[Items from a data source]
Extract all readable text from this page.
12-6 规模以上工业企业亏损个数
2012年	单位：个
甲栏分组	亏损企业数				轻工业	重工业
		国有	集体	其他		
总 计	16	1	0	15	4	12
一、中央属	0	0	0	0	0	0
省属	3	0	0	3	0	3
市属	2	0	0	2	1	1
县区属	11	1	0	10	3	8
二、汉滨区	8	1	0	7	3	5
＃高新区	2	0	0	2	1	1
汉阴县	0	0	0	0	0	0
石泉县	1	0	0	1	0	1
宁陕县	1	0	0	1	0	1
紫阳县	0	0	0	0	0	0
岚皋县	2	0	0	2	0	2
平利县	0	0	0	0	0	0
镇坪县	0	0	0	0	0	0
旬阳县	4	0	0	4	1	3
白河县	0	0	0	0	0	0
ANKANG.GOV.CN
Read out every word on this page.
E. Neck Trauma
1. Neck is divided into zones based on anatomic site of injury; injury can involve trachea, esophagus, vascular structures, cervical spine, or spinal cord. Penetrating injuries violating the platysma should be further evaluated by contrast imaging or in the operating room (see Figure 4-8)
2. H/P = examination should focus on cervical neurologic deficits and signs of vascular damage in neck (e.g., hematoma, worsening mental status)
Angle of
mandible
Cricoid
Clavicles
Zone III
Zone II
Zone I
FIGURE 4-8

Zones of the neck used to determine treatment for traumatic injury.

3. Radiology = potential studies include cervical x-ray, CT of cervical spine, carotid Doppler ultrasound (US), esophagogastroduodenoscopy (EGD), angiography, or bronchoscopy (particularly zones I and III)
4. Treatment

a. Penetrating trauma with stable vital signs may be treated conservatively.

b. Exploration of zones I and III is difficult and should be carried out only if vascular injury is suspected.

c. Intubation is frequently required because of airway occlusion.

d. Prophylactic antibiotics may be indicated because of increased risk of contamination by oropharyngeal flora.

### [To do]
Word for word, restate all of the data shown above.

### [Exercise result]
Extract all readable text from this page.
12-6 规模以上工业企业亏损个数
2012年	单位：个
甲栏分组	亏损企业数				轻工业	重工业
		国有	集体	其他		
总 计	16	1	0	15	4	12
一、中央属	0	0	0	0	0	0
省属	3	0	0	3	0	3
市属	2	0	0	2	1	1
县区属	11	1	0	10	3	8
二、汉滨区	8	1	0	7	3	5
＃高新区	2	0	0	2	1	1
汉阴县	0	0	0	0	0	0
石泉县	1	0	0	1	0	1
宁陕县	1	0	0	1	0	1
紫阳县	0	0	0	0	0	0
岚皋县	2	0	0	2	0	2
平利县	0	0	0	0	0	0
镇坪县	0	0	0	0	0	0
旬阳县	4	0	0	4	1	3
白河县	0	0	0	0	0	0
ANKANG.GOV.CN
Read out every word on this page.
E. Neck Trauma
1. Neck is divided into zones based on anatomic site of injury; injury can involve trachea, esophagus, vascular structures, cervical spine, or spinal cord. Penetrating injuries violating the platysma should be further evaluated by contrast imaging or in the operating room (see Figure 4-8)
2. H/P = examination should focus on cervical neurologic deficits and signs of vascular damage in neck (e.g., hematoma, worsening mental status)
Angle of
mandible
Cricoid
Clavicles
Zone III
Zone II
Zone I
FIGURE 4-8

Zones of the neck used to determine treatment for traumatic injury.

3. Radiology = potential studies include cervical x-ray, CT of cervical spine, carotid Doppler ultrasound (US), esophagogastroduodenoscopy (EGD), angiography, or bronchoscopy (particularly zones I and III)
4. Treatment

a. Penetrating trauma with stable vital signs may be treated conservatively.

b. Exploration of zones I and III is difficult and should be carried out only if vascular injury is suspected.

c. Intubation is frequently required because of airway occlusion.

d. Prophylactic antibiotics may be indicated because of increased risk of contamination by oropharyngeal flora.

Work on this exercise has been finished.